Image region annotations:
___

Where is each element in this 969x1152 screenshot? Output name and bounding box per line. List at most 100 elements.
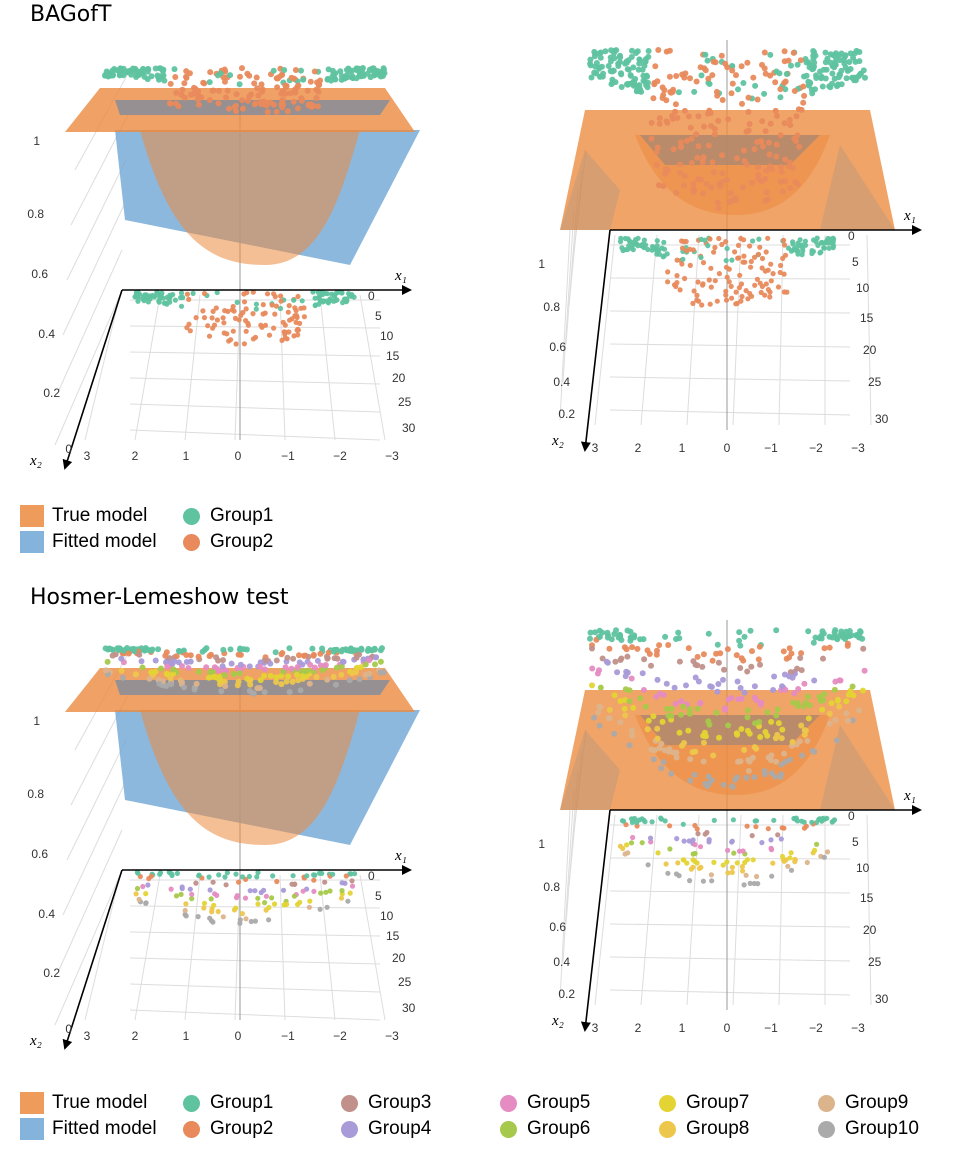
data-point-group8 xyxy=(239,911,245,917)
data-point-group2 xyxy=(250,289,256,295)
data-point-group1 xyxy=(857,628,864,635)
data-point-group7 xyxy=(744,727,751,734)
data-point-group6 xyxy=(731,850,737,856)
data-point-group2 xyxy=(768,278,774,284)
data-point-group7 xyxy=(676,729,683,736)
legend-item-true-model[interactable]: True model xyxy=(20,1092,147,1114)
data-point-group1 xyxy=(617,239,624,245)
data-point-group2 xyxy=(743,288,749,294)
data-point-group1 xyxy=(824,238,830,244)
data-point-group7 xyxy=(267,672,274,679)
data-point-group2 xyxy=(773,141,780,148)
x2-axis-arrow xyxy=(580,809,611,1032)
data-point-group2 xyxy=(315,103,321,110)
x2-axis-label: x₂ xyxy=(551,433,564,449)
data-point-group2 xyxy=(294,105,301,112)
data-point-group2 xyxy=(734,300,740,307)
legend-item-group1[interactable]: Group1 xyxy=(183,505,273,527)
data-point-group10 xyxy=(769,873,775,879)
data-point-group2 xyxy=(262,322,269,328)
data-point-group1 xyxy=(134,71,141,78)
data-point-group2 xyxy=(311,68,318,75)
data-point-group2 xyxy=(729,295,735,301)
legend-item-group8[interactable]: Group8 xyxy=(659,1118,749,1140)
data-point-group1 xyxy=(105,646,112,653)
data-point-group1 xyxy=(365,645,372,652)
data-point-group3 xyxy=(676,658,683,665)
x1-tick-label: 1 xyxy=(679,441,686,455)
legend-label: Group8 xyxy=(686,1118,750,1139)
data-point-group3 xyxy=(356,651,363,658)
data-point-group1 xyxy=(741,633,748,640)
data-point-group6 xyxy=(690,851,696,857)
legend-item-group9[interactable]: Group9 xyxy=(818,1092,908,1114)
data-point-group8 xyxy=(278,681,285,688)
data-point-group2 xyxy=(782,156,789,163)
data-point-group2 xyxy=(221,330,227,336)
data-point-group2 xyxy=(233,341,239,347)
legend-label: True model xyxy=(52,1092,148,1113)
gridline xyxy=(609,857,851,860)
data-point-group1 xyxy=(364,70,371,77)
legend-item-fitted-model[interactable]: Fitted model xyxy=(20,1118,157,1140)
data-point-group2 xyxy=(726,266,732,272)
data-point-group2 xyxy=(722,60,729,67)
data-point-group2 xyxy=(739,100,745,107)
data-point-group9 xyxy=(844,717,851,724)
data-point-group2 xyxy=(681,182,687,189)
data-point-group2 xyxy=(781,237,787,243)
data-point-group8 xyxy=(801,731,808,738)
x2-tick-label: 30 xyxy=(875,992,889,1006)
data-point-group2 xyxy=(240,309,246,316)
legend-item-group1[interactable]: Group1 xyxy=(183,1092,273,1114)
legend-item-group10[interactable]: Group10 xyxy=(818,1118,919,1140)
data-point-group1 xyxy=(818,632,825,639)
data-point-group6 xyxy=(236,670,243,677)
data-point-group2 xyxy=(688,160,695,166)
data-point-group2 xyxy=(254,85,261,92)
data-point-group1 xyxy=(706,81,713,87)
gridline xyxy=(129,957,381,965)
data-point-group7 xyxy=(266,904,272,911)
data-point-group6 xyxy=(637,695,644,702)
legend-item-group5[interactable]: Group5 xyxy=(500,1092,590,1114)
data-point-group1 xyxy=(300,76,307,83)
data-point-group5 xyxy=(140,883,146,890)
data-point-group6 xyxy=(713,709,720,716)
data-point-group2 xyxy=(295,293,301,300)
legend-item-group2[interactable]: Group2 xyxy=(183,531,273,553)
legend-label: Group5 xyxy=(527,1092,591,1113)
data-point-group2 xyxy=(762,268,768,274)
legend-item-group7[interactable]: Group7 xyxy=(659,1092,749,1114)
data-point-group10 xyxy=(650,756,657,763)
data-point-group2 xyxy=(766,139,772,146)
legend-item-group6[interactable]: Group6 xyxy=(500,1118,590,1140)
data-point-group1 xyxy=(777,94,784,101)
gridline xyxy=(866,234,872,426)
gridline xyxy=(84,294,121,441)
data-point-group9 xyxy=(102,667,109,674)
data-point-group2 xyxy=(740,147,747,154)
data-point-group1 xyxy=(199,648,206,655)
data-point-group1 xyxy=(627,72,634,79)
data-point-group2 xyxy=(195,653,202,660)
data-point-group7 xyxy=(233,905,239,911)
data-point-group2 xyxy=(793,138,799,145)
gridline xyxy=(54,294,121,446)
data-point-group2 xyxy=(241,291,247,297)
data-point-group2 xyxy=(687,124,694,131)
legend-item-group3[interactable]: Group3 xyxy=(341,1092,431,1114)
legend-item-true-model[interactable]: True model xyxy=(20,505,147,527)
data-point-group2 xyxy=(167,80,174,87)
legend-item-group2[interactable]: Group2 xyxy=(183,1118,273,1140)
data-point-group1 xyxy=(227,646,234,653)
legend-item-fitted-model[interactable]: Fitted model xyxy=(20,531,157,553)
data-point-group2 xyxy=(790,49,797,56)
data-point-group1 xyxy=(634,48,641,55)
data-point-group1 xyxy=(617,633,624,640)
scatter-points xyxy=(132,289,357,347)
data-point-group2 xyxy=(758,178,765,185)
data-point-group8 xyxy=(696,865,703,871)
legend-item-group4[interactable]: Group4 xyxy=(341,1118,431,1140)
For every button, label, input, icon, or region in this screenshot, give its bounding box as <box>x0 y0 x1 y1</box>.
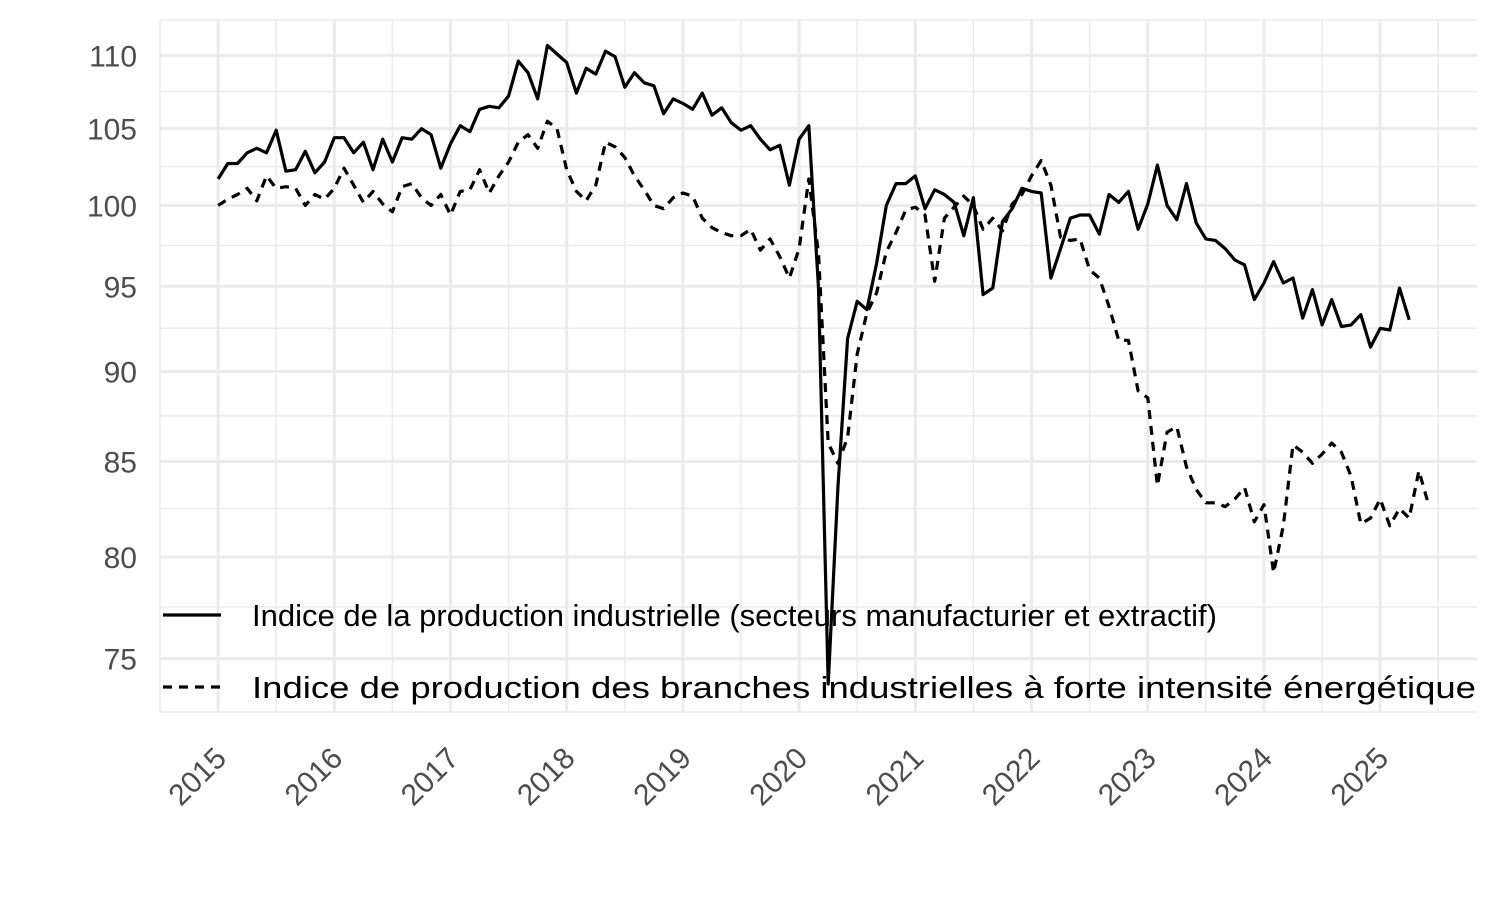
legend-label-energy-intensive: Indice de production des branches indust… <box>252 670 1476 705</box>
y-tick-label: 80 <box>104 542 137 575</box>
x-tick-label: 2017 <box>395 742 466 813</box>
x-tick-label: 2021 <box>860 742 931 813</box>
x-tick-label: 2022 <box>976 742 1047 813</box>
x-axis-tick-labels: 2015 2016 2017 2018 2019 2020 2021 2022 2023 2024… <box>163 742 1396 813</box>
y-tick-label: 75 <box>104 644 137 677</box>
grid-major <box>160 20 1477 712</box>
y-tick-label: 110 <box>89 40 137 73</box>
y-tick-label: 105 <box>87 114 137 147</box>
legend: Indice de la production industrielle (se… <box>163 598 1476 705</box>
x-tick-label: 2025 <box>1325 742 1396 813</box>
series-layer <box>216 43 1431 686</box>
y-tick-label: 90 <box>104 356 137 389</box>
series-line-ipi <box>216 43 1411 686</box>
legend-label-ipi: Indice de la production industrielle (se… <box>252 598 1217 633</box>
x-tick-label: 2018 <box>511 742 582 813</box>
y-tick-label: 85 <box>104 446 137 479</box>
y-tick-label: 100 <box>87 191 137 224</box>
y-axis-tick-labels: 75 80 85 90 95 100 105 110 <box>87 40 137 676</box>
series-line-energy-intensive <box>217 119 1431 575</box>
y-tick-label: 95 <box>104 271 137 304</box>
x-tick-label: 2023 <box>1092 742 1163 813</box>
x-tick-label: 2020 <box>744 742 815 813</box>
x-tick-label: 2024 <box>1208 742 1279 813</box>
x-tick-label: 2015 <box>163 742 234 813</box>
x-tick-label: 2019 <box>627 742 698 813</box>
x-tick-label: 2016 <box>279 742 350 813</box>
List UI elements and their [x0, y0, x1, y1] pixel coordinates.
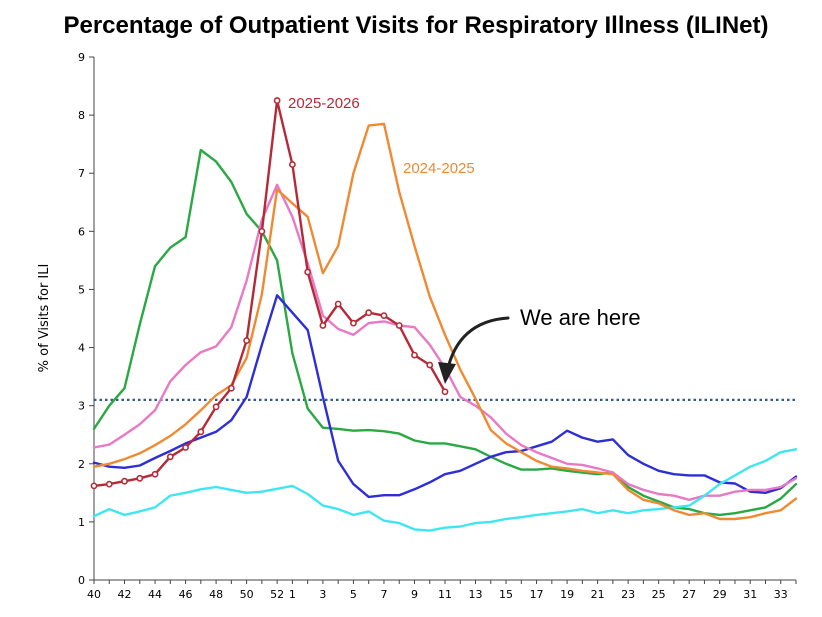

___

**Instruction:** Select every line above that contains the string "intensive", with matching case.

**Reply to the exercise:**
legend-label-energy-intensive: Indice de production des branches indust… <box>252 670 1476 705</box>
series-line-energy-intensive <box>217 119 1431 575</box>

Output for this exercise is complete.